### Directions for this task
Collect each line holding the string "categories".

### Raw data
•••••

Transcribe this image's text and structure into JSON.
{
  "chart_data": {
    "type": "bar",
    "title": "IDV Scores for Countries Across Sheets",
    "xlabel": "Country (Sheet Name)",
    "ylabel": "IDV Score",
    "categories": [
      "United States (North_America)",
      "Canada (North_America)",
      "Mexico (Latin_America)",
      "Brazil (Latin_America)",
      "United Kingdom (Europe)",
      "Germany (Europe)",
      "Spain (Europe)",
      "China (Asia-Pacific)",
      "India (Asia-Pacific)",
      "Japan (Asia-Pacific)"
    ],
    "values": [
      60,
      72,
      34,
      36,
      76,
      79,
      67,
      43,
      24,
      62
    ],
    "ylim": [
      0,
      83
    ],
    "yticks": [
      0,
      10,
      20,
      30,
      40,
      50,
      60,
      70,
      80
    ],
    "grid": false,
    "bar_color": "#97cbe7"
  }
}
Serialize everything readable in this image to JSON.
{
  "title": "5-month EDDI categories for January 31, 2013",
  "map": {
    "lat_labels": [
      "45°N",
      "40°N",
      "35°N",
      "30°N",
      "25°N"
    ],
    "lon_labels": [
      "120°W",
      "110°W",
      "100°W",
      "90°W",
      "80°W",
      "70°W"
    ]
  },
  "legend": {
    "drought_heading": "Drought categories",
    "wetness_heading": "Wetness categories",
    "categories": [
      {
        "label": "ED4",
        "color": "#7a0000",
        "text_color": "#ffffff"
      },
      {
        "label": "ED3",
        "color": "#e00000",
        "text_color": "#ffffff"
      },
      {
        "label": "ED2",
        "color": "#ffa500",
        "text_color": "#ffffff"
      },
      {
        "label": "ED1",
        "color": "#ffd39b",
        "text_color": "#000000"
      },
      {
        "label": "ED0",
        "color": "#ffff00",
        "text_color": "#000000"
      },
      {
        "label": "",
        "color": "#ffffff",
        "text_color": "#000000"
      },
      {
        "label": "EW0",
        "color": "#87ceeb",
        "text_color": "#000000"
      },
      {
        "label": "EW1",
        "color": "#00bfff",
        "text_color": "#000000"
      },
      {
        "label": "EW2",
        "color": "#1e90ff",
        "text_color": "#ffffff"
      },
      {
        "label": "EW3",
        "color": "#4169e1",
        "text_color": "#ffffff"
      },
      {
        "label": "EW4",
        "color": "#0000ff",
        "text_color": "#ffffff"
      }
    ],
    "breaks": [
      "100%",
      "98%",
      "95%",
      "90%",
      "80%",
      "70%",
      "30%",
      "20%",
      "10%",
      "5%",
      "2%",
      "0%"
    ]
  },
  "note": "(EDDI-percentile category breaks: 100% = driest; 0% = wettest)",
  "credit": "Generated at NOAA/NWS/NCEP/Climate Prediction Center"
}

•••••

### Solution for this exercise
    "categories": [
  "title": "5-month EDDI categories for January 31, 2013",
    "drought_heading": "Drought categories",
    "wetness_heading": "Wetness categories",
    "categories": [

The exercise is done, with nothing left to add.